◆ **Instructions to follow**:
Repeat the listing exactly as given, omitting every image.

# Start of Task inputs

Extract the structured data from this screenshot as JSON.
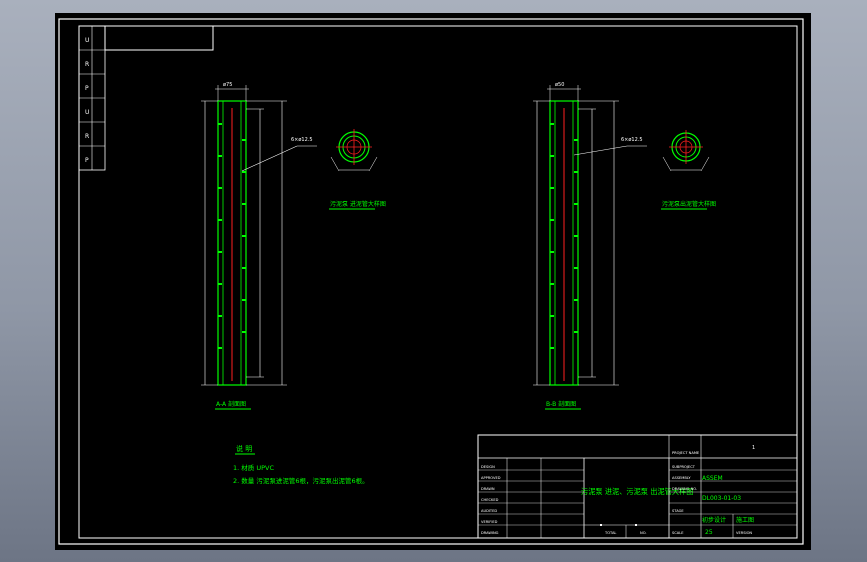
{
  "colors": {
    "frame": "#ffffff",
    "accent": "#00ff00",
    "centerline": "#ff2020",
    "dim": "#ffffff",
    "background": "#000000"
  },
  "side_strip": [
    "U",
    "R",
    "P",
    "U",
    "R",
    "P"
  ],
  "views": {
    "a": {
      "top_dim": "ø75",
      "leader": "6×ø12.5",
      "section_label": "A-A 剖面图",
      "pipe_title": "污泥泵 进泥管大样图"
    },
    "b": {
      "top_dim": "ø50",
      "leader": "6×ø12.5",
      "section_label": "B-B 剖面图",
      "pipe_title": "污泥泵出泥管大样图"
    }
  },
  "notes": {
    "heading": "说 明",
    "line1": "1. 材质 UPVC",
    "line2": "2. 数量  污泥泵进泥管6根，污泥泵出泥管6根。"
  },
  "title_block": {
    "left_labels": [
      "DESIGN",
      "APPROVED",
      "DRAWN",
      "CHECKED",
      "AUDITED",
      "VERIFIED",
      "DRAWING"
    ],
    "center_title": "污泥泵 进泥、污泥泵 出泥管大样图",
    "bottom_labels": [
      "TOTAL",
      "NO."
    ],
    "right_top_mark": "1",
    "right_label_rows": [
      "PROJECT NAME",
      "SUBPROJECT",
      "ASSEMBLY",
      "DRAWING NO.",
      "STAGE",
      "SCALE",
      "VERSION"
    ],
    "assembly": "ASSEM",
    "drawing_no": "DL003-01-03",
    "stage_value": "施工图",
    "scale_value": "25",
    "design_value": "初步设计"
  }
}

# End of Task inputs

◆ **Solution for this task**:
Extract the structured data from this screenshot as JSON.
{
  "colors": {
    "frame": "#ffffff",
    "accent": "#00ff00",
    "centerline": "#ff2020",
    "dim": "#ffffff",
    "background": "#000000"
  },
  "side_strip": [
    "U",
    "R",
    "P",
    "U",
    "R",
    "P"
  ],
  "views": {
    "a": {
      "top_dim": "ø75",
      "leader": "6×ø12.5",
      "section_label": "A-A 剖面图",
      "pipe_title": "污泥泵 进泥管大样图"
    },
    "b": {
      "top_dim": "ø50",
      "leader": "6×ø12.5",
      "section_label": "B-B 剖面图",
      "pipe_title": "污泥泵出泥管大样图"
    }
  },
  "notes": {
    "heading": "说 明",
    "line1": "1. 材质 UPVC",
    "line2": "2. 数量  污泥泵进泥管6根，污泥泵出泥管6根。"
  },
  "title_block": {
    "left_labels": [
      "DESIGN",
      "APPROVED",
      "DRAWN",
      "CHECKED",
      "AUDITED",
      "VERIFIED",
      "DRAWING"
    ],
    "center_title": "污泥泵 进泥、污泥泵 出泥管大样图",
    "bottom_labels": [
      "TOTAL",
      "NO."
    ],
    "right_top_mark": "1",
    "right_label_rows": [
      "PROJECT NAME",
      "SUBPROJECT",
      "ASSEMBLY",
      "DRAWING NO.",
      "STAGE",
      "SCALE",
      "VERSION"
    ],
    "assembly": "ASSEM",
    "drawing_no": "DL003-01-03",
    "stage_value": "施工图",
    "scale_value": "25",
    "design_value": "初步设计"
  }
}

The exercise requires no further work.